(What is required):
Please copy every line of the records below that holds the word "Fungicides".

——

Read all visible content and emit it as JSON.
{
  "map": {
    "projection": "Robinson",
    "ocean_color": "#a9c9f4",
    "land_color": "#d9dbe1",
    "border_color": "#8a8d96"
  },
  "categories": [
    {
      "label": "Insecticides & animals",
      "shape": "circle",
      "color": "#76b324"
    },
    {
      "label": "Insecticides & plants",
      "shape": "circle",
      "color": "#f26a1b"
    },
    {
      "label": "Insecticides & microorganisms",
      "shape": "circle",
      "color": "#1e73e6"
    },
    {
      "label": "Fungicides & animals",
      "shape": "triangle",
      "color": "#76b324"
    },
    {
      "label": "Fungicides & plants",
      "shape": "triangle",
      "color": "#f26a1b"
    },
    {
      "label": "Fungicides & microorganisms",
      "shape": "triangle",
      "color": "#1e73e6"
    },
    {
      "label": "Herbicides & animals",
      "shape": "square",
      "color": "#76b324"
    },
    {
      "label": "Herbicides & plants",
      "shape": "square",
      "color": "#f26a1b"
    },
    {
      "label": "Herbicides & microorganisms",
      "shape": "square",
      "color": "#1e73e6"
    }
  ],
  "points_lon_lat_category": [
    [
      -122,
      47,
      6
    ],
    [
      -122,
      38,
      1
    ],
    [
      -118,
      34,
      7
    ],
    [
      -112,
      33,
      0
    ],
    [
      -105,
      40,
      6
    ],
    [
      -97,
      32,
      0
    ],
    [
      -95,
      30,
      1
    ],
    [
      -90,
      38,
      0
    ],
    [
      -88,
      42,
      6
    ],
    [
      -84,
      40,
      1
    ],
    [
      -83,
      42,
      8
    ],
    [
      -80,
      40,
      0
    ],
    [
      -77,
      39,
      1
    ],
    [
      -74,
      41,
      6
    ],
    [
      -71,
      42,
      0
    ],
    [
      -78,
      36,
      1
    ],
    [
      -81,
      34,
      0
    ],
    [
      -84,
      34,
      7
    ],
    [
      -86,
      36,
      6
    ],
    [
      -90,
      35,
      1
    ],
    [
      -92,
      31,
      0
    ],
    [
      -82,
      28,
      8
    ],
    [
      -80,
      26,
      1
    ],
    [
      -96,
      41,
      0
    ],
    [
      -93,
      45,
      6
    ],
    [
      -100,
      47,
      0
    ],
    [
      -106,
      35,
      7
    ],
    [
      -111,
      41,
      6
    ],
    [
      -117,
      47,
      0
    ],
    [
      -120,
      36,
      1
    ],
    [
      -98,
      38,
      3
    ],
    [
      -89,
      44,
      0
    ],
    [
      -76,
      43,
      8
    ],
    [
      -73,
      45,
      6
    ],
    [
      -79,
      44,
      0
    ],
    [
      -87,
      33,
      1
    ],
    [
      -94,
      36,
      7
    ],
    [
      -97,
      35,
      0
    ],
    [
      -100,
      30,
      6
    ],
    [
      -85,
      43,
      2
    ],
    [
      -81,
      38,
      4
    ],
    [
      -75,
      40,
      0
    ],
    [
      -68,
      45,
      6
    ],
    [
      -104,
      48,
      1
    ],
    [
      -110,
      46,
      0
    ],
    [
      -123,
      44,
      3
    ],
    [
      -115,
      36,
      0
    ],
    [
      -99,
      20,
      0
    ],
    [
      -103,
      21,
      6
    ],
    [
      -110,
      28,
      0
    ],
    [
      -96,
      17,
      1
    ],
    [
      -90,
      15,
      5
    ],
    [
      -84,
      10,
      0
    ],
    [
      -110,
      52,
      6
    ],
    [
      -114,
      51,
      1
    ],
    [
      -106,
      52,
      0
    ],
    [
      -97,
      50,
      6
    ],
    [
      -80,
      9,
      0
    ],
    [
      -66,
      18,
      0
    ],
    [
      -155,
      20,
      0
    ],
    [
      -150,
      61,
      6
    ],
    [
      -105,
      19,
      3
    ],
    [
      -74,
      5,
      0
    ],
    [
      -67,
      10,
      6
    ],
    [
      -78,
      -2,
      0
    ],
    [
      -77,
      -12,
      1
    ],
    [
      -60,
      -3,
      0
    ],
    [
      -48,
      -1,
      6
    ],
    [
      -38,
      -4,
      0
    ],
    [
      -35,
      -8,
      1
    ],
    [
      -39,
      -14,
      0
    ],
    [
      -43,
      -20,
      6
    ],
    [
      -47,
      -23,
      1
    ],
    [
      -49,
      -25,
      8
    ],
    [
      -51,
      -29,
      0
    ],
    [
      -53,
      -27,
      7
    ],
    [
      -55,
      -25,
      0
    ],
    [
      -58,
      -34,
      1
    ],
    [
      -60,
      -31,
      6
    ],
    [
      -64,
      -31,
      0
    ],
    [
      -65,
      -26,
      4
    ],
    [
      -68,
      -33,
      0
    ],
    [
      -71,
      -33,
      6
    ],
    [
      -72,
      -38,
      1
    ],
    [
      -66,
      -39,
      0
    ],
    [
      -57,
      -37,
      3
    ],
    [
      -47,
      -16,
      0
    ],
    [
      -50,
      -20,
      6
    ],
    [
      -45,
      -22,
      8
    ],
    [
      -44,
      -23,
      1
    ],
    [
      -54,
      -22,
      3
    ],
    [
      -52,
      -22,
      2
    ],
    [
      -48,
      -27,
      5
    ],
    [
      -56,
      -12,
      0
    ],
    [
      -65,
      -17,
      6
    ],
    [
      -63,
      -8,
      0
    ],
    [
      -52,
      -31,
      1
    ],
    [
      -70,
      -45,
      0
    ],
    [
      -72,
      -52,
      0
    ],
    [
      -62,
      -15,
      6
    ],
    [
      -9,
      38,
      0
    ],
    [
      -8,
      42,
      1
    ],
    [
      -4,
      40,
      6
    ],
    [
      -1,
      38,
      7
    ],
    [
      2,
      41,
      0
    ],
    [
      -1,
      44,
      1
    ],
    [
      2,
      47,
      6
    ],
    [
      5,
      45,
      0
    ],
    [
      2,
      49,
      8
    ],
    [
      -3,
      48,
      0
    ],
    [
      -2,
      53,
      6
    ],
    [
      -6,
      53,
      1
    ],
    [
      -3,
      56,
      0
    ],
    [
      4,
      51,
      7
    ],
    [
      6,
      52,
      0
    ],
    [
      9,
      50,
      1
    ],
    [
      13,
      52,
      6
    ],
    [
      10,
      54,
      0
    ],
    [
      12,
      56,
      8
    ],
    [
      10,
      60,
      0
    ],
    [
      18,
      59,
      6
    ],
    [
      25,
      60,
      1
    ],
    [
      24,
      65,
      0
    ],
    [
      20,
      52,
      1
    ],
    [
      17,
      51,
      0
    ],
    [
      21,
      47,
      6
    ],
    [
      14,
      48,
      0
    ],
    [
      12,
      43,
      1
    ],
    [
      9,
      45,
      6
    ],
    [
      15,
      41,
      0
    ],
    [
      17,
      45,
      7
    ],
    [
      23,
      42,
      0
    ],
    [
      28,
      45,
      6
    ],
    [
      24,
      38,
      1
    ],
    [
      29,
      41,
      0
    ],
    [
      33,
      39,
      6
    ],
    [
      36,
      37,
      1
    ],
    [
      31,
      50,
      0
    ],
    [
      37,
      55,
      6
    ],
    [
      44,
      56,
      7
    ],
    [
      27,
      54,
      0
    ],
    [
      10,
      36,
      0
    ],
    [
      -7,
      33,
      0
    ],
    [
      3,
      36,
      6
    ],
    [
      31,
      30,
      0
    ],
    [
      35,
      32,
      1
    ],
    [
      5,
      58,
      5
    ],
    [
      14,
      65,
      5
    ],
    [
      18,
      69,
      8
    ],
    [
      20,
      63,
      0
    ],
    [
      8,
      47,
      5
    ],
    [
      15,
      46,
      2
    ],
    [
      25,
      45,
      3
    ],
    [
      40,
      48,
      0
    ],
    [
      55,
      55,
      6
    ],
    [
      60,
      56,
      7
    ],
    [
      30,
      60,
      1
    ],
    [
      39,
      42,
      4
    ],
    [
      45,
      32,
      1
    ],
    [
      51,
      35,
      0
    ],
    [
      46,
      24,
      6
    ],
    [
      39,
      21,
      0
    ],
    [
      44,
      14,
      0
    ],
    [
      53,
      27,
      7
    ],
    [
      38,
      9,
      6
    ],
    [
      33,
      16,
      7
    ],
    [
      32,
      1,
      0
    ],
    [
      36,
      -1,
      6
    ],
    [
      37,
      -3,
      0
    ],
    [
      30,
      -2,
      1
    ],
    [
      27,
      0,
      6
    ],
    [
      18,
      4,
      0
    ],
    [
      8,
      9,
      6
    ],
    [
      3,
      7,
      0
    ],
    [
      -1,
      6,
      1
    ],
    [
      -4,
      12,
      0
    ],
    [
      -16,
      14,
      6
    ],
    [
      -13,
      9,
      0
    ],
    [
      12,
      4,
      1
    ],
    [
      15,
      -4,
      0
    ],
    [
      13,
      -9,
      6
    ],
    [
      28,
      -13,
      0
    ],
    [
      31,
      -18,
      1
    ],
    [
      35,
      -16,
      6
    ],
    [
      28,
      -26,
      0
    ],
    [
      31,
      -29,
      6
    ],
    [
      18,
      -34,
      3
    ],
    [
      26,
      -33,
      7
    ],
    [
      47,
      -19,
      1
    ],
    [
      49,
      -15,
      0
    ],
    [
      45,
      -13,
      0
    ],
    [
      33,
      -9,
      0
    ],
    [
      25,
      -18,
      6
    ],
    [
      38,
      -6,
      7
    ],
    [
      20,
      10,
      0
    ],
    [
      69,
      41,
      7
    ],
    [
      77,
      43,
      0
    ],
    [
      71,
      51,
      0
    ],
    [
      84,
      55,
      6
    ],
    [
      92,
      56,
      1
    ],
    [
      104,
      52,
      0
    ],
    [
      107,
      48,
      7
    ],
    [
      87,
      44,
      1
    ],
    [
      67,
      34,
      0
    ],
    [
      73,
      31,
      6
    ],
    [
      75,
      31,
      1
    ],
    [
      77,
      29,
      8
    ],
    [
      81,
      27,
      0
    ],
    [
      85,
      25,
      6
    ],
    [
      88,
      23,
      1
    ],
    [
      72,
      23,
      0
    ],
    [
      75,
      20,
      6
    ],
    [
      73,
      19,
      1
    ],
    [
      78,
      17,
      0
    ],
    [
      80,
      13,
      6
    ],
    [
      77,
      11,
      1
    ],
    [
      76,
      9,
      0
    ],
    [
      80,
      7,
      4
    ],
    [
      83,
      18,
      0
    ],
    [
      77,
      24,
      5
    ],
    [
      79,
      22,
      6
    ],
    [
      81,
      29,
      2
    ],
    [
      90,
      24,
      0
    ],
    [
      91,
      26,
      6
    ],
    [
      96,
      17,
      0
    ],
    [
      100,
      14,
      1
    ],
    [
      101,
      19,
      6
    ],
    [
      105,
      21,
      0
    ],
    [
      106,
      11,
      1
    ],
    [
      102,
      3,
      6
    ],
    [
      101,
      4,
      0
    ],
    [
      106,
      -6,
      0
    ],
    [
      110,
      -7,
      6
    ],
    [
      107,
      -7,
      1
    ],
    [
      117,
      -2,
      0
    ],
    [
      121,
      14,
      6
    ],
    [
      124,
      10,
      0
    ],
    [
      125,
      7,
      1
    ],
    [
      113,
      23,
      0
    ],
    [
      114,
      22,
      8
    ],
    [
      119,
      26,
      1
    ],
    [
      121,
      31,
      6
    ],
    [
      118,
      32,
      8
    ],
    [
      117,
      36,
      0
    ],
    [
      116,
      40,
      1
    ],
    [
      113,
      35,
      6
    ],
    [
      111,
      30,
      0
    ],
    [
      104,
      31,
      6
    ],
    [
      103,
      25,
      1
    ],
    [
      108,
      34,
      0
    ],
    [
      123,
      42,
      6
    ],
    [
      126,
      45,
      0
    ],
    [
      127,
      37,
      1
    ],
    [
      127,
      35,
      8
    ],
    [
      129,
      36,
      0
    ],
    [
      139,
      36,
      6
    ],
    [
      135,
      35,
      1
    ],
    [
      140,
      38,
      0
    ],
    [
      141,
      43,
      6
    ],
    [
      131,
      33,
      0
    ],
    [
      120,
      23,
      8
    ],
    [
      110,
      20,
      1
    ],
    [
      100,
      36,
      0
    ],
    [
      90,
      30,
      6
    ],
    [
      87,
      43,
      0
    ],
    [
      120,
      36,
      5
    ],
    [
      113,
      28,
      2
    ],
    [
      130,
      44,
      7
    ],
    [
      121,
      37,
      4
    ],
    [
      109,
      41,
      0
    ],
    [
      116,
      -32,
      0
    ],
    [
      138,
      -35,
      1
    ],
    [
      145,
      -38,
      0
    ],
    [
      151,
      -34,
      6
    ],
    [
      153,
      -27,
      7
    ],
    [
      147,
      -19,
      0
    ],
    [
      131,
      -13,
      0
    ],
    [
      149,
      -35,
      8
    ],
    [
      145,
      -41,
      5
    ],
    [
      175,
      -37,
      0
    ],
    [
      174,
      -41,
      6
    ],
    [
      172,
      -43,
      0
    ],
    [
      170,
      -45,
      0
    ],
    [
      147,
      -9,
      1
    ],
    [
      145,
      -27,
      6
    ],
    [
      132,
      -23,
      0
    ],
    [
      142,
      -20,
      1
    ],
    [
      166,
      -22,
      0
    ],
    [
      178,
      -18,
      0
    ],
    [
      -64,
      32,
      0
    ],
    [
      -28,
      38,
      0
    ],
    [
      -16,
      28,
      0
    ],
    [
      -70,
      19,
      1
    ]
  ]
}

——

(Task output):
      "label": "Fungicides & animals",
      "label": "Fungicides & plants",
      "label": "Fungicides & microorganisms",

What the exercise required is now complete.